Go through the material below and copy each line where the word "Configurações" appears.

> **Data supplied**:
══════

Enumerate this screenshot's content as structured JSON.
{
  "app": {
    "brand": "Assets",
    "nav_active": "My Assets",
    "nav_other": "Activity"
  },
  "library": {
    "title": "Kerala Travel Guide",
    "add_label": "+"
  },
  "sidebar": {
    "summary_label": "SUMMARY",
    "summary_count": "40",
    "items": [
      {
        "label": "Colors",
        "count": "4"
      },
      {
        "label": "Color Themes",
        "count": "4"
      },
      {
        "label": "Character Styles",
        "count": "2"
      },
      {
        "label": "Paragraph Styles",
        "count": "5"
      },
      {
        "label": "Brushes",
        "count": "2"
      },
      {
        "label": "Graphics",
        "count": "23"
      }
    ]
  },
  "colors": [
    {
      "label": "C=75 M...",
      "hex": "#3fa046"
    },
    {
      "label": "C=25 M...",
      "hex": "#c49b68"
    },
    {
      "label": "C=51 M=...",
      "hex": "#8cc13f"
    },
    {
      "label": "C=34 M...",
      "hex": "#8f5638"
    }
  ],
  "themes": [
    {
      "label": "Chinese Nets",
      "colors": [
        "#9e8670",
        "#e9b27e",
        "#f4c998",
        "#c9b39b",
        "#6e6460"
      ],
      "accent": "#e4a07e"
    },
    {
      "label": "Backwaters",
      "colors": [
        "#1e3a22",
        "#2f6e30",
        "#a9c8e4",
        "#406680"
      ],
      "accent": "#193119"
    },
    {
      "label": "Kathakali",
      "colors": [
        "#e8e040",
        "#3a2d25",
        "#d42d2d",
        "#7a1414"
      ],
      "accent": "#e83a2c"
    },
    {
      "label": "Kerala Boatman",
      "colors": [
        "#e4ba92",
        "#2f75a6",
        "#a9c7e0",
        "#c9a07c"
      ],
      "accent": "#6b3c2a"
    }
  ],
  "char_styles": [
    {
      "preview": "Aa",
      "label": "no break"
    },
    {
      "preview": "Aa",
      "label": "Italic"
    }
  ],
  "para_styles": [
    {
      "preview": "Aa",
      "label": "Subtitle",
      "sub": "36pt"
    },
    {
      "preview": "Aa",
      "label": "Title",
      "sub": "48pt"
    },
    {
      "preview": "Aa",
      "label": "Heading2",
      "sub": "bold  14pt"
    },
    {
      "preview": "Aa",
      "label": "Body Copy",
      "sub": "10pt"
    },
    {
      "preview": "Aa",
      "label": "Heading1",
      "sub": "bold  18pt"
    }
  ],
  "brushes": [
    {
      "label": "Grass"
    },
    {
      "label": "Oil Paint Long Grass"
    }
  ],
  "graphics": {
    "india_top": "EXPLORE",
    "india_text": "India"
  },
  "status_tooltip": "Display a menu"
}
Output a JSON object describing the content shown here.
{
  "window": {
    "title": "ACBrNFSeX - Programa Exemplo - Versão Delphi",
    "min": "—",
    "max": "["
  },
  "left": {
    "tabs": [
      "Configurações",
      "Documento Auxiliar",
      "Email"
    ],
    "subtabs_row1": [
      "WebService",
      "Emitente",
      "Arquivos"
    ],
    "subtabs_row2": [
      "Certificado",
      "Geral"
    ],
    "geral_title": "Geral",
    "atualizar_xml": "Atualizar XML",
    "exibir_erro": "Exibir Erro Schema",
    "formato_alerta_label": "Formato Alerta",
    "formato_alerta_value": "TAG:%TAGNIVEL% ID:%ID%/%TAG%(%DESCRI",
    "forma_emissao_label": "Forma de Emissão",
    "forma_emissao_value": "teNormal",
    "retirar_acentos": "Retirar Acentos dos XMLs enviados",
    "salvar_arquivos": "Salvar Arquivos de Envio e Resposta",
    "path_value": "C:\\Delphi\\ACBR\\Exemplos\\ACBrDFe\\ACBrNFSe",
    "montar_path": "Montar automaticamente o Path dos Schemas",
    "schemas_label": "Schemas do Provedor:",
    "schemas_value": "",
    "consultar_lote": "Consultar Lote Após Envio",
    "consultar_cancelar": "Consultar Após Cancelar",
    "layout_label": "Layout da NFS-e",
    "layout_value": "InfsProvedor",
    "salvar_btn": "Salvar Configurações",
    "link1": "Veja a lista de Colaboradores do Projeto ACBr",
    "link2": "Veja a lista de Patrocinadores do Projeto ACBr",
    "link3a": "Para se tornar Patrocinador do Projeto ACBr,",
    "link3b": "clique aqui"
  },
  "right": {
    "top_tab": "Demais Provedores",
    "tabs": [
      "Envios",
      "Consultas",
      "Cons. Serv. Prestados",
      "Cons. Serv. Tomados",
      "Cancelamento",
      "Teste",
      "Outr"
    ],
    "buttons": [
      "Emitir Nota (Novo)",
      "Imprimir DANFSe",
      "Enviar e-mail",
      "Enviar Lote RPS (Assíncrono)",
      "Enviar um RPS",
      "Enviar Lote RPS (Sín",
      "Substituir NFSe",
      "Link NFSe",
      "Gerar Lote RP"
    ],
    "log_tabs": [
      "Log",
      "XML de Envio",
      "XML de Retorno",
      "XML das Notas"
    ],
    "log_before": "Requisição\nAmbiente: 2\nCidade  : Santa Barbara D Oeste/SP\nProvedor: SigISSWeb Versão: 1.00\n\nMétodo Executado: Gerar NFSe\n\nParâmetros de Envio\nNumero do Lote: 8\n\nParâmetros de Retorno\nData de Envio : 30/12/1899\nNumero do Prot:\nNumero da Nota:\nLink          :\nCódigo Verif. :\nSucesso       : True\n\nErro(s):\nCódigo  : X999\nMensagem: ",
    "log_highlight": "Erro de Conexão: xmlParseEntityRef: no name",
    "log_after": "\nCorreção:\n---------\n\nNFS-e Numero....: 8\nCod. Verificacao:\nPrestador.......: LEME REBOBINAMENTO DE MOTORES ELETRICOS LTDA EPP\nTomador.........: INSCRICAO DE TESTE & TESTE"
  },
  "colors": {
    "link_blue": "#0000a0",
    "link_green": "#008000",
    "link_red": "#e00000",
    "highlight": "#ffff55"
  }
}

══════

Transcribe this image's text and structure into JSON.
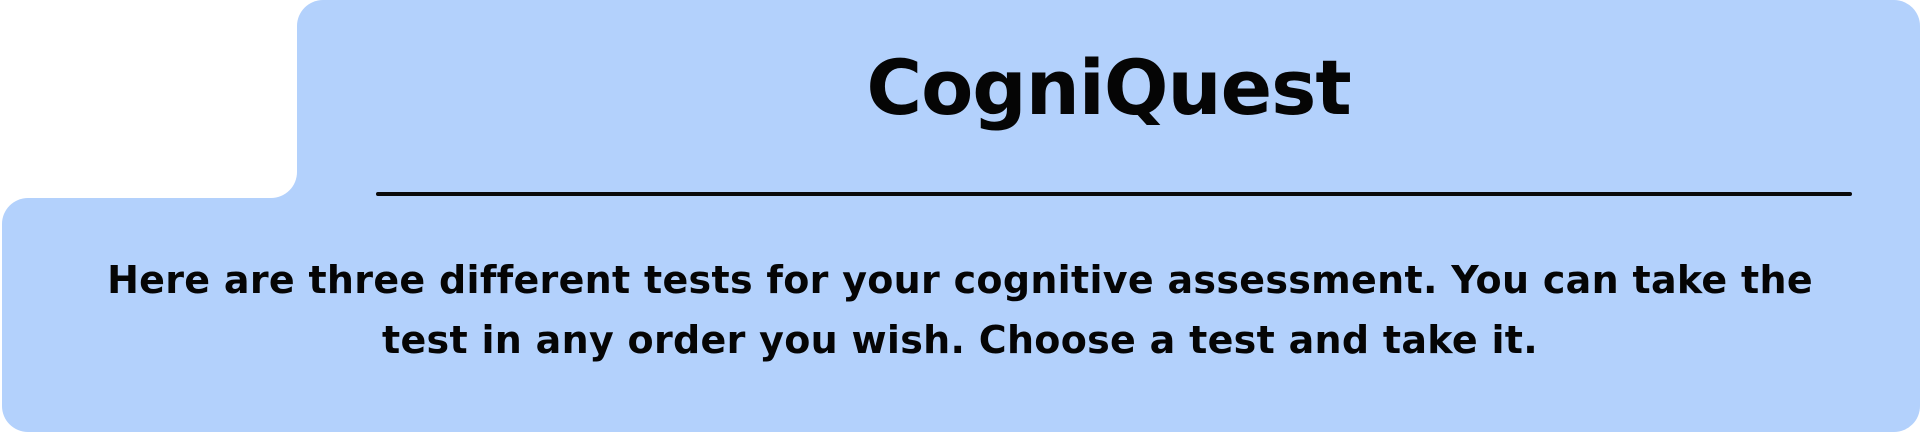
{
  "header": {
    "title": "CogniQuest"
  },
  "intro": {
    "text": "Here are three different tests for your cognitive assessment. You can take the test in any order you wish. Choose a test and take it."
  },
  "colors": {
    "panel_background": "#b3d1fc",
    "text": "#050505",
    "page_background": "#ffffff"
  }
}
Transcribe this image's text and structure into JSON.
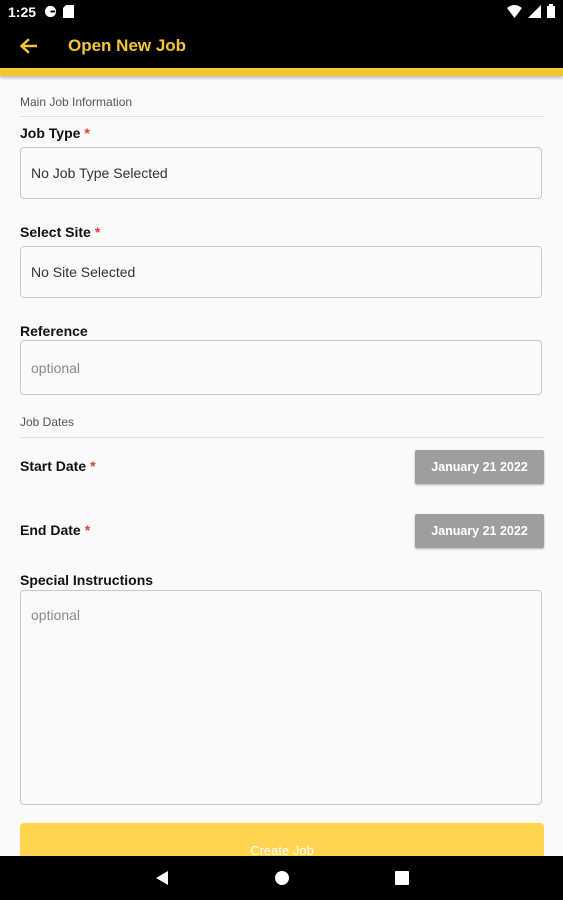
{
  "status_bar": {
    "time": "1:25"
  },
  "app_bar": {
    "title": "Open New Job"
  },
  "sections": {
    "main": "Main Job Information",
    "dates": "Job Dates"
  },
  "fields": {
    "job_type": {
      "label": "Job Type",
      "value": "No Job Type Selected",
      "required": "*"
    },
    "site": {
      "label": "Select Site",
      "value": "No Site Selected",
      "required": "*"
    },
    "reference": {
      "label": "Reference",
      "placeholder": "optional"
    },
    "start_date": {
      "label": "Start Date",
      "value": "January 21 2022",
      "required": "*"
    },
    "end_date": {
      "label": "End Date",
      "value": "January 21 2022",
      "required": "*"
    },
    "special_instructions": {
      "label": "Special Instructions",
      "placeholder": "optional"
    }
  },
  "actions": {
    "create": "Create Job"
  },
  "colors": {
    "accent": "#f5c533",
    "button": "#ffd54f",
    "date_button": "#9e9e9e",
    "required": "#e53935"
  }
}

══════

> **Solution below**:
      "Configurações",
    "salvar_btn": "Salvar Configurações",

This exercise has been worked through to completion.